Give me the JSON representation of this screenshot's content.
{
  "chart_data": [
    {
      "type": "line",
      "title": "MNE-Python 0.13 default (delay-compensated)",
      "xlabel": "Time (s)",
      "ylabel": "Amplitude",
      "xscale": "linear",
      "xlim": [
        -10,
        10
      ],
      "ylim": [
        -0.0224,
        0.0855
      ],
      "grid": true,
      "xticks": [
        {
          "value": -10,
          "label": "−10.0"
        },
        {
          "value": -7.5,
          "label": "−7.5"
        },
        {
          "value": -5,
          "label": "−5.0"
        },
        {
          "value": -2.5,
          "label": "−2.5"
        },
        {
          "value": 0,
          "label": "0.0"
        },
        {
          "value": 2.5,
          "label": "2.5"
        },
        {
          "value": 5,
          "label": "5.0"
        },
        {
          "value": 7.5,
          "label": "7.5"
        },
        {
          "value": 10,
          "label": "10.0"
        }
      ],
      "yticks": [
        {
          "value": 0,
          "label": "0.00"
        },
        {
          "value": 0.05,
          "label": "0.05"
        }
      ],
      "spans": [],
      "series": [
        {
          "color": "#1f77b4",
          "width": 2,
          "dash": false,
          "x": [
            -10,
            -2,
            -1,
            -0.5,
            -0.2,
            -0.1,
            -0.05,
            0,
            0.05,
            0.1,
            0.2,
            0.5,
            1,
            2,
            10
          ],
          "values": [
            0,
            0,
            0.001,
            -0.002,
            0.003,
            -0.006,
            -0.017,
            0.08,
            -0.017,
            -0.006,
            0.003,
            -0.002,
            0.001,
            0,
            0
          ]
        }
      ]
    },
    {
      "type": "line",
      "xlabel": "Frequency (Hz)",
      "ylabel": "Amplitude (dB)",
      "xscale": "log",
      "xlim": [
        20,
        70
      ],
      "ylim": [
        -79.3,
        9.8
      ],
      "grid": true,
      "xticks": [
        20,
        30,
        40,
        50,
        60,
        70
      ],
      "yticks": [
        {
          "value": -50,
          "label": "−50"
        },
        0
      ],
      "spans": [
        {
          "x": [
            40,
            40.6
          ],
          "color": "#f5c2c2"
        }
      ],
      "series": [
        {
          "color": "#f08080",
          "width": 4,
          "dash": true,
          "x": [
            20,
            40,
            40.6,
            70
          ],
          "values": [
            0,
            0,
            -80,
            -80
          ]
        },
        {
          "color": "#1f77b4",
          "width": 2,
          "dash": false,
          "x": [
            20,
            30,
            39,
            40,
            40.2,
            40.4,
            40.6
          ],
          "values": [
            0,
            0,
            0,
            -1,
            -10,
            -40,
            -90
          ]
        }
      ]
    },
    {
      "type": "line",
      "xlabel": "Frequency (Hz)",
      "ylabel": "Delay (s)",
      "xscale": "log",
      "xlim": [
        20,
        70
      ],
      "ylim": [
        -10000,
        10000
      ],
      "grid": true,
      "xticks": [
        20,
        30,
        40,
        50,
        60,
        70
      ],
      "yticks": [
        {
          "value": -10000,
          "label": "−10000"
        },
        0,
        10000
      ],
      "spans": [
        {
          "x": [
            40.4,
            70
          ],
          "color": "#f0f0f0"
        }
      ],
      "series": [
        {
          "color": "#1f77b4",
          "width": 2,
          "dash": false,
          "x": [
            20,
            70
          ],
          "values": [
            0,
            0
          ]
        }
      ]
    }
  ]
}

● **EXERCISE PROMPT**: Show each line of the listing that holds the string "Amplitude".

● **OUTPUT FOR THIS TASK**:
      "ylabel": "Amplitude",
      "ylabel": "Amplitude (dB)",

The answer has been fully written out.